BRIEF: Copy every line of the data that includes the string "gpus".

DATA EXCERPTS:
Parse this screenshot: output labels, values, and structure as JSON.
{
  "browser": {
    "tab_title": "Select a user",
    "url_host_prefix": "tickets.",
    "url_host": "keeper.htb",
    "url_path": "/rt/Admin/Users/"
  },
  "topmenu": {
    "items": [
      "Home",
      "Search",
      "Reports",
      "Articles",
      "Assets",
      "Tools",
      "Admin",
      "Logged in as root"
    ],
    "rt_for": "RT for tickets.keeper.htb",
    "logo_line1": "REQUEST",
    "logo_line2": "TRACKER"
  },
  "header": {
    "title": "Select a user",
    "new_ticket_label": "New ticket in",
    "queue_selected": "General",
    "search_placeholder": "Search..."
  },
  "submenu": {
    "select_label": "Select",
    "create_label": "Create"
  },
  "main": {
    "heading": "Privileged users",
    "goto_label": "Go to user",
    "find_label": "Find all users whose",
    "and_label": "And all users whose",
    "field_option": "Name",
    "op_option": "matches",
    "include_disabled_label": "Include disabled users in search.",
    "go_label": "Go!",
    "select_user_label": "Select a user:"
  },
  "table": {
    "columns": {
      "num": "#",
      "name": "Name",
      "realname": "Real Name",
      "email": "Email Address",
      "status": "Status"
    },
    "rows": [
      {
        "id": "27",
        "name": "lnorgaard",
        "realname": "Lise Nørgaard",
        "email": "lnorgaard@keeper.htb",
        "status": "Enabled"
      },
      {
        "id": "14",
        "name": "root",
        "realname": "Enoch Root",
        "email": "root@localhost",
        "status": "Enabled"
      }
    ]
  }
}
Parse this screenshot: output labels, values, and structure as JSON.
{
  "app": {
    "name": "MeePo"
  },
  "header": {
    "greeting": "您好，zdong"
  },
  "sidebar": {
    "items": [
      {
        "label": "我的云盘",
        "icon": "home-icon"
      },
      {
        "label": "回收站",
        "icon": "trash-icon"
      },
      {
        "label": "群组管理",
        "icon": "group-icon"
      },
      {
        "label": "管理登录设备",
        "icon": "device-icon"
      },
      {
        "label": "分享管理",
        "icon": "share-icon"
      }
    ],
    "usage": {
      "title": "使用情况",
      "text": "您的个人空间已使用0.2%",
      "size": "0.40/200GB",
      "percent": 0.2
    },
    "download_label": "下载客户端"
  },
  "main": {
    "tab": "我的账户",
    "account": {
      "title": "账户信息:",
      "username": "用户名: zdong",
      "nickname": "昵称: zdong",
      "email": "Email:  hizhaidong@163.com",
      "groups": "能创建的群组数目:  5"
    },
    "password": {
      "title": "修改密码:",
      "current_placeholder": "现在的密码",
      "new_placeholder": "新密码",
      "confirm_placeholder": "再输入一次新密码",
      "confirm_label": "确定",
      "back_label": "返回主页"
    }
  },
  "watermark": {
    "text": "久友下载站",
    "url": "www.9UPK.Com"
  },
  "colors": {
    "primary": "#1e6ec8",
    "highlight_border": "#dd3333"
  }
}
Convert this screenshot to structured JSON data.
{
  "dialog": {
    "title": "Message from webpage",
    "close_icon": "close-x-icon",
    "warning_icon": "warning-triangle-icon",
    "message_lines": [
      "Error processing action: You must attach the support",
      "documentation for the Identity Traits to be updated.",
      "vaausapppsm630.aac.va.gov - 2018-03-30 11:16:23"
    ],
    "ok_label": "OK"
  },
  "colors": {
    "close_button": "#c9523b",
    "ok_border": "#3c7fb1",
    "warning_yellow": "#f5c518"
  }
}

---

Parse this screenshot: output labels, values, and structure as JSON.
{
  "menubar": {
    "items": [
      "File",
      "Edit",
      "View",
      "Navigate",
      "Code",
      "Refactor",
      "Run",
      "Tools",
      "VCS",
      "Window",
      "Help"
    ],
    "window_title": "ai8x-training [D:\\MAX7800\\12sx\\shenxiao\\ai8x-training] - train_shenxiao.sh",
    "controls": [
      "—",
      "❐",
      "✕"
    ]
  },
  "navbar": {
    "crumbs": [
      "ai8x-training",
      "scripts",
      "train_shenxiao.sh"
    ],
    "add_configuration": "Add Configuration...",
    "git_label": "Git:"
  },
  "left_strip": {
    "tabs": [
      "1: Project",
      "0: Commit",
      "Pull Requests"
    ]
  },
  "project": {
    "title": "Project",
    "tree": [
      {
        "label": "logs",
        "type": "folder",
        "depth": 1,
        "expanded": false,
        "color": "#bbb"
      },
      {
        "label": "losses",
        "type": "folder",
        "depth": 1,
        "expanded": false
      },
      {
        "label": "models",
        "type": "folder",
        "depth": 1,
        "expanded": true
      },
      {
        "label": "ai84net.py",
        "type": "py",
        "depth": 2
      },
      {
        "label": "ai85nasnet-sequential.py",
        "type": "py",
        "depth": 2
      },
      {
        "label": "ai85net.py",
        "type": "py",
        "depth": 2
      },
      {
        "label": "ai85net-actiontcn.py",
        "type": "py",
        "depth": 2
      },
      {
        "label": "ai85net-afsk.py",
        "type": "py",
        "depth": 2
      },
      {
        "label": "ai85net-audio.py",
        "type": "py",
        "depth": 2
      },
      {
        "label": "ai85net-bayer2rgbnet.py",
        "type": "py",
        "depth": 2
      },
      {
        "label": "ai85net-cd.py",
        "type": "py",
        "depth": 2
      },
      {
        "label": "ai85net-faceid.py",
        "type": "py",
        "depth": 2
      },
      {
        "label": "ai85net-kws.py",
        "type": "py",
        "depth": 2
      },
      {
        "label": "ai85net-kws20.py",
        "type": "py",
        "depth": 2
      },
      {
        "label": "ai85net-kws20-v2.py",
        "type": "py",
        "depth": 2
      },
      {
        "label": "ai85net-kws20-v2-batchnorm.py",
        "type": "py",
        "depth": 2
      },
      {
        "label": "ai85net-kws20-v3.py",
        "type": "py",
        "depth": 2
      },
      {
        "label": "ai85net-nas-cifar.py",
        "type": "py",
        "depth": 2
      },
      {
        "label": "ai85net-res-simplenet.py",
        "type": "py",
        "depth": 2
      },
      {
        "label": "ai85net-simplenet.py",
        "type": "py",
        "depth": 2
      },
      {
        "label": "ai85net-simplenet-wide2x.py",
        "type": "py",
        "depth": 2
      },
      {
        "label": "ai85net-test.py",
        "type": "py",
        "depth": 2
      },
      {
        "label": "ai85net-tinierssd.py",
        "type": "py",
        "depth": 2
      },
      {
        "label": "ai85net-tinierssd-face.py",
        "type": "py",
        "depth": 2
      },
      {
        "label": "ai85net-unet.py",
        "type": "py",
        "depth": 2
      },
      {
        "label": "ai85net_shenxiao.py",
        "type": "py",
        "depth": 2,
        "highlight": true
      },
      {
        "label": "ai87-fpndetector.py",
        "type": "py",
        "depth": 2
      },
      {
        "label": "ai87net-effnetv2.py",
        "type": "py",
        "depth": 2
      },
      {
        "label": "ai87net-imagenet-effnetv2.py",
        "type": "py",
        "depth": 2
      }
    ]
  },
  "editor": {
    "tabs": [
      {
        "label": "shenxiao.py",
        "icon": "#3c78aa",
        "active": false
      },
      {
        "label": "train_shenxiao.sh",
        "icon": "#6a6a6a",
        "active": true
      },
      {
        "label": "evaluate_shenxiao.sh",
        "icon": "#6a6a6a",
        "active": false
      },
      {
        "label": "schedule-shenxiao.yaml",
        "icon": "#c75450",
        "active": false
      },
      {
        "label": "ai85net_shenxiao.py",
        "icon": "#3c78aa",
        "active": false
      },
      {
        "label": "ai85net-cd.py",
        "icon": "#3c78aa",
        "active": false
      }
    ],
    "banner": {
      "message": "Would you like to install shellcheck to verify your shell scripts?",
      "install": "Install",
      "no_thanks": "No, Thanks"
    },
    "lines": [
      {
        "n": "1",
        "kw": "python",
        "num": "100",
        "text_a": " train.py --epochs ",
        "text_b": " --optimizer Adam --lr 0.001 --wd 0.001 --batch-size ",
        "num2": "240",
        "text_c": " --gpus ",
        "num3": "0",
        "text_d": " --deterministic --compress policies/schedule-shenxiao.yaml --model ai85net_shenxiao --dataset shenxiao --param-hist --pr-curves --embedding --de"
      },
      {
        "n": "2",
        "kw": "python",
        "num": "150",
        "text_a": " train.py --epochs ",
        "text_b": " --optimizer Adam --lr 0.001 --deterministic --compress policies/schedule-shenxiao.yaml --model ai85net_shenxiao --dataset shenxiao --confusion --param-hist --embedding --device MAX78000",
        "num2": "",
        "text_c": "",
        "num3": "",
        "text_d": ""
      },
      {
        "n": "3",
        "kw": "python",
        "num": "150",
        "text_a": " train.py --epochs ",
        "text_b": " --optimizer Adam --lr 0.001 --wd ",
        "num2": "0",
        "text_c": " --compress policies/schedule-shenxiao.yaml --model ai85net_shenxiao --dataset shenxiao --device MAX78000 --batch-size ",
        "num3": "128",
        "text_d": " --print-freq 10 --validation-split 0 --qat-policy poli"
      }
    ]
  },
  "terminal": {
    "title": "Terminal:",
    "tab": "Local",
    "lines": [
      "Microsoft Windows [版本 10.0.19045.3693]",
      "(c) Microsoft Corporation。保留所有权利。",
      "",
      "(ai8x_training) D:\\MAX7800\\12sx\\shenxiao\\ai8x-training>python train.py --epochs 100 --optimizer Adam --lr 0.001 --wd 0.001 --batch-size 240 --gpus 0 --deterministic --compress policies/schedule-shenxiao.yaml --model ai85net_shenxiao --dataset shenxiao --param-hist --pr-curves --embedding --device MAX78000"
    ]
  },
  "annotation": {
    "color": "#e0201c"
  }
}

RESPONSE TO THE TASK:
        "text_c": " --gpus ",
      "(ai8x_training) D:\\MAX7800\\12sx\\shenxiao\\ai8x-training>python train.py --epochs 100 --optimizer Adam --lr 0.001 --wd 0.001 --batch-size 240 --gpus 0 --deterministic --compress policies/schedule-shenxiao.yaml --model ai85net_shenxiao --dataset shenxiao --param-hist --pr-curves --embedding --device MAX78000"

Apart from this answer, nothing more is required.